Please set down all the lines beneath this one exactly, without the pictures.

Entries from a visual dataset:

■ ■ ■ ■

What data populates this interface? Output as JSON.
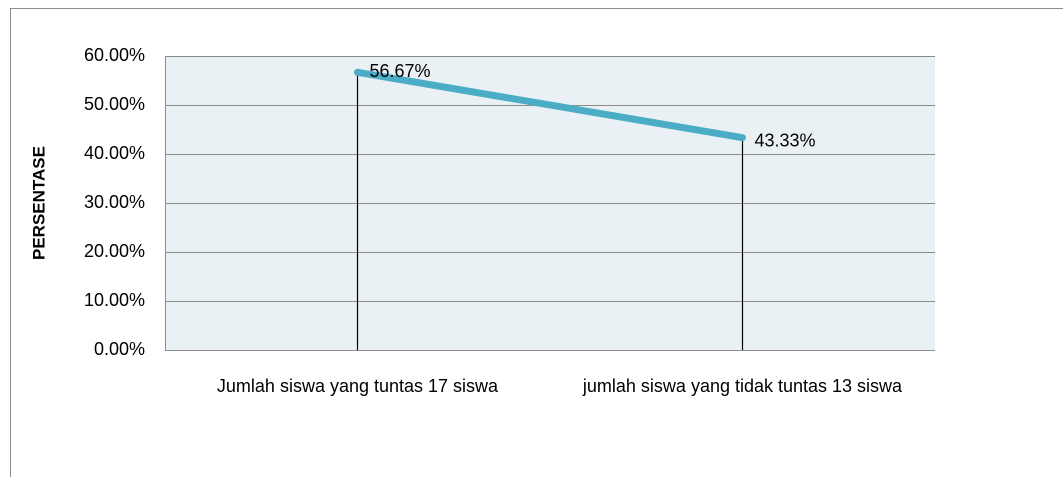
{
  "chart_data": {
    "type": "line",
    "y_label": "PERSENTASE",
    "categories": [
      "Jumlah siswa yang tuntas 17 siswa",
      "jumlah siswa yang tidak tuntas 13 siswa"
    ],
    "values": [
      56.67,
      43.33
    ],
    "value_labels": [
      "56.67%",
      "43.33%"
    ],
    "color": "#4bacc6",
    "ylim": [
      0,
      60
    ],
    "yticks": [
      {
        "value": 0,
        "label": "0.00%"
      },
      {
        "value": 10,
        "label": "10.00%"
      },
      {
        "value": 20,
        "label": "20.00%"
      },
      {
        "value": 30,
        "label": "30.00%"
      },
      {
        "value": 40,
        "label": "40.00%"
      },
      {
        "value": 50,
        "label": "50.00%"
      },
      {
        "value": 60,
        "label": "60.00%"
      }
    ],
    "grid": true,
    "drop_lines": true
  }
}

■ ■ ■ ■

=== Answer ===
What data populates this interface? Output as JSON.
{
  "chart_data": {
    "type": "line",
    "y_label": "PERSENTASE",
    "categories": [
      "Jumlah siswa yang tuntas 17 siswa",
      "jumlah siswa yang tidak tuntas 13 siswa"
    ],
    "values": [
      56.67,
      43.33
    ],
    "value_labels": [
      "56.67%",
      "43.33%"
    ],
    "color": "#4bacc6",
    "ylim": [
      0,
      60
    ],
    "yticks": [
      {
        "value": 0,
        "label": "0.00%"
      },
      {
        "value": 10,
        "label": "10.00%"
      },
      {
        "value": 20,
        "label": "20.00%"
      },
      {
        "value": 30,
        "label": "30.00%"
      },
      {
        "value": 40,
        "label": "40.00%"
      },
      {
        "value": 50,
        "label": "50.00%"
      },
      {
        "value": 60,
        "label": "60.00%"
      }
    ],
    "grid": true,
    "drop_lines": true
  }
}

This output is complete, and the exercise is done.